Items —

■ ■ ■ ■

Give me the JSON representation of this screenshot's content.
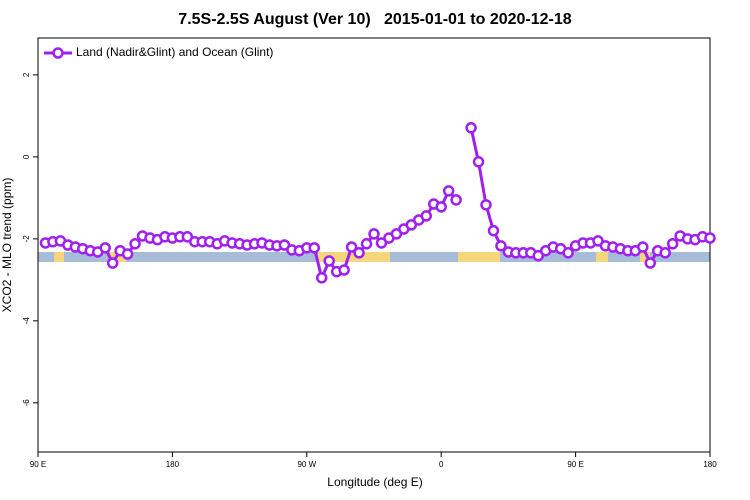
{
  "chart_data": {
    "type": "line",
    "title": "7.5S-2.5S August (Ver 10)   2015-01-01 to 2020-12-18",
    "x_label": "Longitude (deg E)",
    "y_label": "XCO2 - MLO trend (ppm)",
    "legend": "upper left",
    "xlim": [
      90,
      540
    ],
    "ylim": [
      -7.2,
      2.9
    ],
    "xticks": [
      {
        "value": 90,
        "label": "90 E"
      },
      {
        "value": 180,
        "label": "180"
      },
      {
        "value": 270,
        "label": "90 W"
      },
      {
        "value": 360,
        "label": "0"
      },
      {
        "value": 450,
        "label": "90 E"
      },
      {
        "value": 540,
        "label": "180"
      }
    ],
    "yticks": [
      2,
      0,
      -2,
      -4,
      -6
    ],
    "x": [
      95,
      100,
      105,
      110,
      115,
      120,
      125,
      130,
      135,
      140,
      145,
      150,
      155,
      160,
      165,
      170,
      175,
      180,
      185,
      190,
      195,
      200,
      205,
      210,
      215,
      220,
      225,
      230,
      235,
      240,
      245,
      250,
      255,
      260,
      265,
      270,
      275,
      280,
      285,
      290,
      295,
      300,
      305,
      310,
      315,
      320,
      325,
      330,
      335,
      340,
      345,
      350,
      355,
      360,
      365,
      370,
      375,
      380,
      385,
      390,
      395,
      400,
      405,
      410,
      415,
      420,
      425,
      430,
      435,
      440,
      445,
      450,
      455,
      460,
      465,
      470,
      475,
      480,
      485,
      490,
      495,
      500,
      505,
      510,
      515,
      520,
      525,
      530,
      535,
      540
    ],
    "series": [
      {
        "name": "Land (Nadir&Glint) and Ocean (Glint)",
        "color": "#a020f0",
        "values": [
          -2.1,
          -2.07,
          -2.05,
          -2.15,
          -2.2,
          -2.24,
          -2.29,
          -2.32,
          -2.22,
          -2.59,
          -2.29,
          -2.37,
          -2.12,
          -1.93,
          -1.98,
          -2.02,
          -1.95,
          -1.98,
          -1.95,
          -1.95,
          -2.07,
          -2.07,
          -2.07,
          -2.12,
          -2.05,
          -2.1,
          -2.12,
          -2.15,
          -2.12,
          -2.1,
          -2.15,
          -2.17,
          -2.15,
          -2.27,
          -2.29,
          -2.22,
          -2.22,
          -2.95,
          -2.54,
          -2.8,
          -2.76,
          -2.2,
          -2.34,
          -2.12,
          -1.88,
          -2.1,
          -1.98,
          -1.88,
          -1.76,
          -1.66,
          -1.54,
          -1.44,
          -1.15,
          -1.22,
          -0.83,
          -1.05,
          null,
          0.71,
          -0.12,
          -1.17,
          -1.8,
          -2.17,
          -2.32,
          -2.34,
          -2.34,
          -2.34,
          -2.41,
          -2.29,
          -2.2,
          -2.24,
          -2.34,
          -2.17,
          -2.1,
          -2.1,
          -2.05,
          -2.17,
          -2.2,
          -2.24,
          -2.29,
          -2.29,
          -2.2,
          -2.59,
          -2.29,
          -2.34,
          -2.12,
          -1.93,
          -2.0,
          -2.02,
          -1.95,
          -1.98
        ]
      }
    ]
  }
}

■ ■ ■ ■

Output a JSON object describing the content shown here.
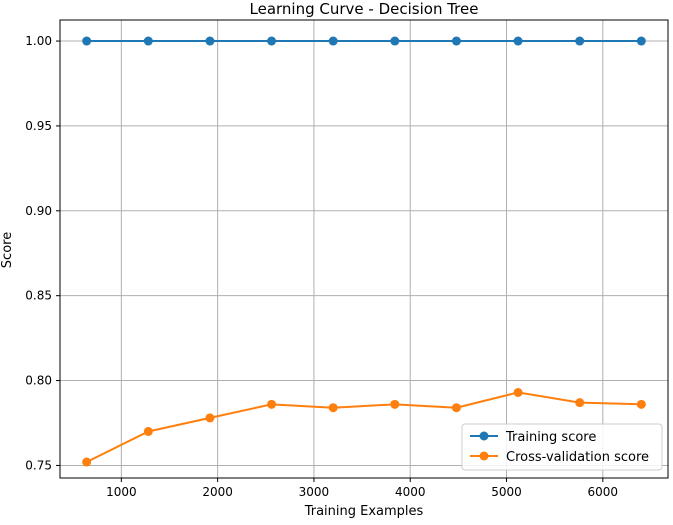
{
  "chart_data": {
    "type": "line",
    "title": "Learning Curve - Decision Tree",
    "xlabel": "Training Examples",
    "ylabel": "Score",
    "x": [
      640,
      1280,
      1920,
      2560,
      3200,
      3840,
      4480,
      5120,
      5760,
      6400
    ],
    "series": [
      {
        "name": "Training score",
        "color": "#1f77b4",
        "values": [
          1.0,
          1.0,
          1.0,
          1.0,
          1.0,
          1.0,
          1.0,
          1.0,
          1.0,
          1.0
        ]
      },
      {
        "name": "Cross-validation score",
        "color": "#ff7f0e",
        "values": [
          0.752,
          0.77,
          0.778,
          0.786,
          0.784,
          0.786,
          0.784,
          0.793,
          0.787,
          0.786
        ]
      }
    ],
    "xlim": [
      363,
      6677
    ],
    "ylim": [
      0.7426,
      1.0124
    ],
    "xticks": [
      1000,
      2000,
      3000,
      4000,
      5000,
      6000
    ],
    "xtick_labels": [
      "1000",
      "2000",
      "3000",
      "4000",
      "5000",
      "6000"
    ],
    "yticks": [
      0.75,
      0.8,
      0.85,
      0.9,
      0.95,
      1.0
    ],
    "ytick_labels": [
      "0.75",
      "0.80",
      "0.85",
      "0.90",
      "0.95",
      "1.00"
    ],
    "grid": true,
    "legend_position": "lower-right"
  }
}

■ ■ ■ ■

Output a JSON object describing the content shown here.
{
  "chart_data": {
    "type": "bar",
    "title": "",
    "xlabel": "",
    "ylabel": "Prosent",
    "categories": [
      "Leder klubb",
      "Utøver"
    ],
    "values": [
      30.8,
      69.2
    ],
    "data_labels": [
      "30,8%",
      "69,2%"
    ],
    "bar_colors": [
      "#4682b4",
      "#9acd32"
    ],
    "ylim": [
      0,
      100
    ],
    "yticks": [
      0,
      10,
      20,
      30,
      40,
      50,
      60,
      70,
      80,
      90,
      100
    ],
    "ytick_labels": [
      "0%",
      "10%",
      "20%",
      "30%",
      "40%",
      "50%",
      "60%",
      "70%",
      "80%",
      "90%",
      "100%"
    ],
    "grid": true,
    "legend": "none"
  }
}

■ ■ ■ ■

Short task — Copy out every line from the material above in which the word "Training" appears.

Solution to the problem —
    "xlabel": "Training Examples",
        "name": "Training score",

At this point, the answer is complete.